EXTRACT PROVIDED ->
▼

The situation wasn’t helped by the planet’s slow rotation. On Earth, the relatively rapid spin creates a dynamo effect in the planet’s iron core. This in turn generates a powerful magnetic field that protects our home world from the solar wind, the stream of energetic particles that the Sun flings in all directions. As the wind whipped by unprotected Venus, it stripped the hydrogen from the atmosphere, leaving fewer ingredients for the planet to have any hope of reforming its water, even if conditions were miraculously to become more temperate.

Yet the data from Venus Express, and from the Magellan probe seem to tell the whole story – and that’s where the new missions come in.

Many Mission Options

NASA is considering two missions this year. The Deep Atmosphere Venus Investigation of Noble gases, Chemistry, and Imaging (DAVINCI), will focus on atmospheric chemistry. It involves an atmospheric probe – “Huygens for Venus,” quips Lori Glaze, of NASA’s Goddard Space Flight Center and the mission’s principal investigator – that will measure the atmosphere’s makeup at different layers during an hourlong descent to the Venusian surface.

“It doesn’t need to survive hitting the surface,” Glaze says. She notes Pioneer Venus and the Vega missions looked at the atmosphere, but they couldn’t give scientists a good handle on the composition with respect to altitude, and that’s needed to understand what kinds of reactions occur in Venus’ cloudy skies.

NASA’s other option is the Venus Emissivity, Radio Science, InSAR, Topography, and Spectroscopy (VERITAS) mission. The VERITAS orbiter would operate similar to Magellan, but the big difference will be that the radars will have much better resolution, able to spot features 100 feet (30m) across compared with Magellan’s more than 300 feet (100m). It also will measure the planet’s gravity and how the surface emits heat, which means it can see “inside” some geological formations, and discover, for example, whether the coronae are filled with magma. VERITAS will also be able to measure how the composition of surface rocks differs.

“We’ll be looking for surface mineralogy variations,” said Suzanne Smrekar of the Jet Propulsion Laboratory, the principal investigator on VERITAS. “We’re trying to understand chemical variation, if there are continents like on Earth, active volcanism… Also to see if there are tectonic features, and to try to understand thermal evolution — temperature variations in the lithosphere.” NASA will decide in September 2016 whether DAVINCI, VERITAS, or both will fly.

From the ESA, there’s EnVision. EnVision is an orbiter also equipped with advanced radar, and it likely won’t launch until 2029, says Richard Ghail, a lecturer in engineering geology at Imperial College, London, who proposed the mission. Aside from a more advanced set of radars than Magellan, EnVision would have the ability to “spotlight” small areas to image them in greater detail. “Instead of 100 meter [300 feet] resolution we can get down to 6 meters [20 feet],” Ghail says. That is enough to see day-by-day changes in the surface. Spotlighting can get that resolution down to 10 feet (3m).

While there is some overlap with a craft like VERITAS, Ghail said having the VERITAS mission go would actually free up EnVision to do more spotlighting specific areas and less global scale mapping, since VERITAS will have accomplished that already.

▲

DATA EXCERPTS ->
▼

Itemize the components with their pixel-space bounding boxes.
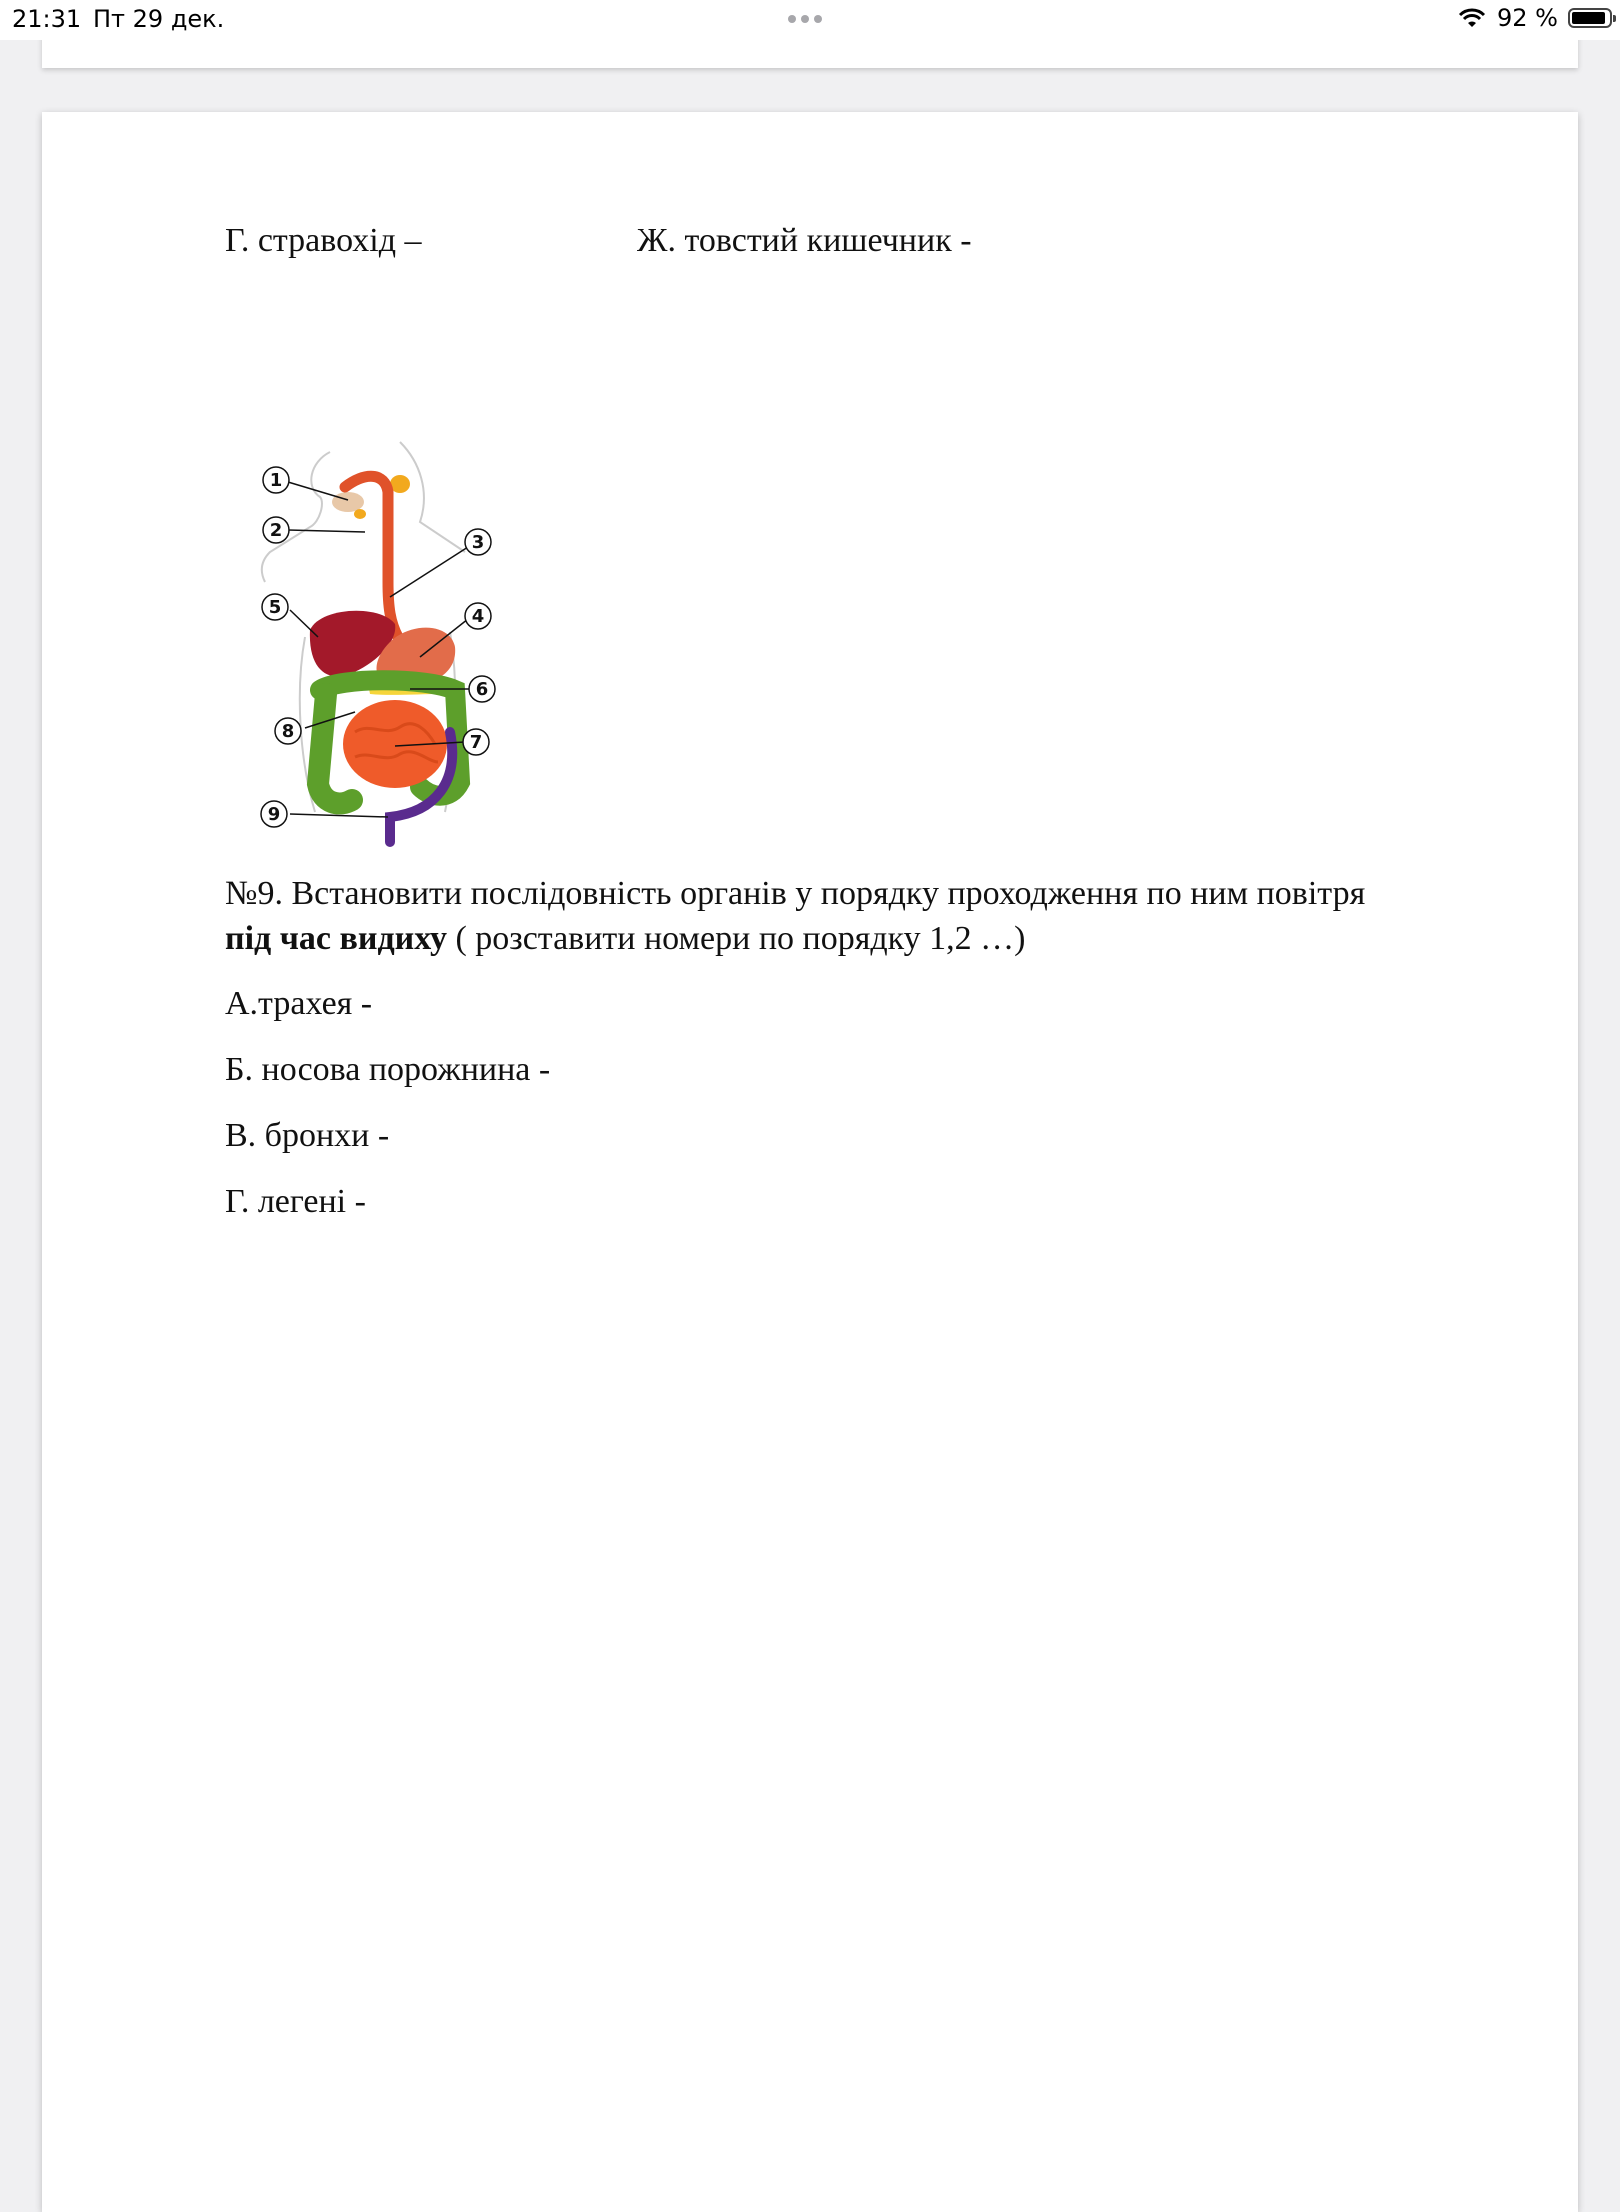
battery-icon — [1568, 8, 1612, 28]
diagram-label-1: 1 — [269, 470, 283, 491]
diagram-label-7: 7 — [469, 732, 483, 753]
diagram-label-4: 4 — [471, 606, 485, 627]
question-line-1: №9. Встановити послідовність органів у порядку проходження по ним повітря — [225, 875, 1366, 912]
diagram-label-9: 9 — [267, 804, 281, 825]
status-right — [1457, 4, 1612, 32]
diagram-label-6: 6 — [475, 679, 489, 700]
wifi-icon — [1457, 7, 1487, 29]
multitasking-dots-icon[interactable] — [788, 15, 822, 23]
question-line-2 — [225, 920, 1026, 958]
text-line-zh: Ж. товстий кишечник - — [637, 222, 972, 259]
diagram-label-5: 5 — [268, 597, 282, 618]
question-instruction: ( розставити номери по порядку 1,2 …) — [446, 920, 1026, 957]
option-a: А.трахея - — [225, 985, 373, 1022]
status-date: Пт 29 дек. — [93, 5, 225, 33]
question-emphasis: під час видиху — [225, 920, 447, 957]
diagram-label-2: 2 — [269, 520, 283, 541]
status-time: 21:31 — [12, 5, 82, 33]
text-line-g: Г. стравохід – — [225, 222, 422, 259]
option-b: Б. носова порожнина - — [225, 1051, 551, 1088]
option-g: Г. легені - — [225, 1183, 366, 1220]
option-v: В. бронхи - — [225, 1117, 390, 1154]
document-page — [42, 112, 1578, 2212]
digestive-system-diagram — [250, 432, 500, 852]
status-bar — [0, 0, 1620, 40]
diagram-label-8: 8 — [281, 721, 295, 742]
battery-percent: 92 % — [1497, 4, 1558, 32]
diagram-label-3: 3 — [471, 532, 485, 553]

▲

WHAT YOU WILL DO ->
1. In the text on Venus missions, who is the principal investigator on VERITAS?
2. Write what comes next in the text on Venus missions, picking up after its final sentence.
The records have nothing to do with what is asked here.

SOLVED TASKS ->
1. Suzanne Smrekar of the Jet Propulsion Laboratory.

2.
The Russian proposal is called Venera D. Venera D would bear some resemblance to the Vega missions, because it involves a combined orbiter and lander. It might even include a balloon probe, also like the Vega missions. Like many missions before it, Venera D would focus on the planet’s atmosphere and investigate the origins of Venus’ unusual atmospheric rotation, as well as its chemistry. The lander would allow for soil analysis, provided it lasts long enough. The longest any lander has lasted on Venus was barely two hours –a record held by the Soviet Venera 13 mission, so history is on Russia’s side. The Russian Space Agency hasn’t made any firm commitments to the mission, but if it did it would be the first post-Soviet planetary mission of its kind. Launch wouldn’t happen any earlier than 2024.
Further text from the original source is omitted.